§ CHALLENGE: Copy every entry exactly.

§ DATA RECORDS:

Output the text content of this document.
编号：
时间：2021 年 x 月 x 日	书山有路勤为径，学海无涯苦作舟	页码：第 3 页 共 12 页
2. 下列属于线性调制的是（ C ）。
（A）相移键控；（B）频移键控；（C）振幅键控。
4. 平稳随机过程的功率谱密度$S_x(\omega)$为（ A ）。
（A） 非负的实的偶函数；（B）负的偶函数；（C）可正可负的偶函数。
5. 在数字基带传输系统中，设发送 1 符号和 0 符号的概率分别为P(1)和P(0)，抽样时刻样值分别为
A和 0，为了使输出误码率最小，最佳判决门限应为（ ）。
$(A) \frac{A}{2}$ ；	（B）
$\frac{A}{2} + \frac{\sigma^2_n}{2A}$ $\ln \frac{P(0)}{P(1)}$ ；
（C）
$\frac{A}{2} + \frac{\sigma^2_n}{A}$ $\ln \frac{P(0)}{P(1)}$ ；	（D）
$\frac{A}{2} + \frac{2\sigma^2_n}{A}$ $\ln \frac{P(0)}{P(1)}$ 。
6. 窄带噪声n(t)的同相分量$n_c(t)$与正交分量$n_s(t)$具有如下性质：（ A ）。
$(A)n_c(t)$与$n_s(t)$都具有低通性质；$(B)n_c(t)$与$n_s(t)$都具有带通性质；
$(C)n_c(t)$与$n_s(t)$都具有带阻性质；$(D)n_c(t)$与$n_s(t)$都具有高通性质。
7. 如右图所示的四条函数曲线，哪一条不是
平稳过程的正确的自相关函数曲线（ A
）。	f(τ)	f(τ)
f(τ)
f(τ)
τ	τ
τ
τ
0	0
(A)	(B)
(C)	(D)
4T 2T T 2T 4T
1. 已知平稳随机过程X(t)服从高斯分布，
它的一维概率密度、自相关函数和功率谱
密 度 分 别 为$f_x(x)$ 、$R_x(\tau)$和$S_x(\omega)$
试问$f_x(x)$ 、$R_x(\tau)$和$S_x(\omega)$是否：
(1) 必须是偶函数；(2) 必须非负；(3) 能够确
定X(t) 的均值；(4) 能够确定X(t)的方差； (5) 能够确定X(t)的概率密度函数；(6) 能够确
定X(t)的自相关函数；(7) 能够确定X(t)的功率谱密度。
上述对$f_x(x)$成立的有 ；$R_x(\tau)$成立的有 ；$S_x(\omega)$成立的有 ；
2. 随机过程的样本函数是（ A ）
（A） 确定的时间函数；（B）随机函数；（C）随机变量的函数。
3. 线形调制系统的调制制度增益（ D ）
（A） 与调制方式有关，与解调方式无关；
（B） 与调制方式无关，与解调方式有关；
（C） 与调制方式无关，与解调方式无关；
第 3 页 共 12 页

§ THE RESPONSE:
Output the text content of this document.
编号：
时间：2021 年 x 月 x 日	书山有路勤为径，学海无涯苦作舟	页码：第 3 页 共 12 页
2. 下列属于线性调制的是（ C ）。
（A）相移键控；（B）频移键控；（C）振幅键控。
4. 平稳随机过程的功率谱密度$S_x(\omega)$为（ A ）。
（A） 非负的实的偶函数；（B）负的偶函数；（C）可正可负的偶函数。
5. 在数字基带传输系统中，设发送 1 符号和 0 符号的概率分别为P(1)和P(0)，抽样时刻样值分别为
A和 0，为了使输出误码率最小，最佳判决门限应为（ ）。
$(A) \frac{A}{2}$ ；	（B）
$\frac{A}{2} + \frac{\sigma^2_n}{2A}$ $\ln \frac{P(0)}{P(1)}$ ；
（C）
$\frac{A}{2} + \frac{\sigma^2_n}{A}$ $\ln \frac{P(0)}{P(1)}$ ；	（D）
$\frac{A}{2} + \frac{2\sigma^2_n}{A}$ $\ln \frac{P(0)}{P(1)}$ 。
6. 窄带噪声n(t)的同相分量$n_c(t)$与正交分量$n_s(t)$具有如下性质：（ A ）。
$(A)n_c(t)$与$n_s(t)$都具有低通性质；$(B)n_c(t)$与$n_s(t)$都具有带通性质；
$(C)n_c(t)$与$n_s(t)$都具有带阻性质；$(D)n_c(t)$与$n_s(t)$都具有高通性质。
7. 如右图所示的四条函数曲线，哪一条不是
平稳过程的正确的自相关函数曲线（ A
）。	f(τ)	f(τ)
f(τ)
f(τ)
τ	τ
τ
τ
0	0
(A)	(B)
(C)	(D)
4T 2T T 2T 4T
1. 已知平稳随机过程X(t)服从高斯分布，
它的一维概率密度、自相关函数和功率谱
密 度 分 别 为$f_x(x)$ 、$R_x(\tau)$和$S_x(\omega)$
试问$f_x(x)$ 、$R_x(\tau)$和$S_x(\omega)$是否：
(1) 必须是偶函数；(2) 必须非负；(3) 能够确
定X(t) 的均值；(4) 能够确定X(t)的方差； (5) 能够确定X(t)的概率密度函数；(6) 能够确
定X(t)的自相关函数；(7) 能够确定X(t)的功率谱密度。
上述对$f_x(x)$成立的有 ；$R_x(\tau)$成立的有 ；$S_x(\omega)$成立的有 ；
2. 随机过程的样本函数是（ A ）
（A） 确定的时间函数；（B）随机函数；（C）随机变量的函数。
3. 线形调制系统的调制制度增益（ D ）
（A） 与调制方式有关，与解调方式无关；
（B） 与调制方式无关，与解调方式有关；
（C） 与调制方式无关，与解调方式无关；
第 3 页 共 12 页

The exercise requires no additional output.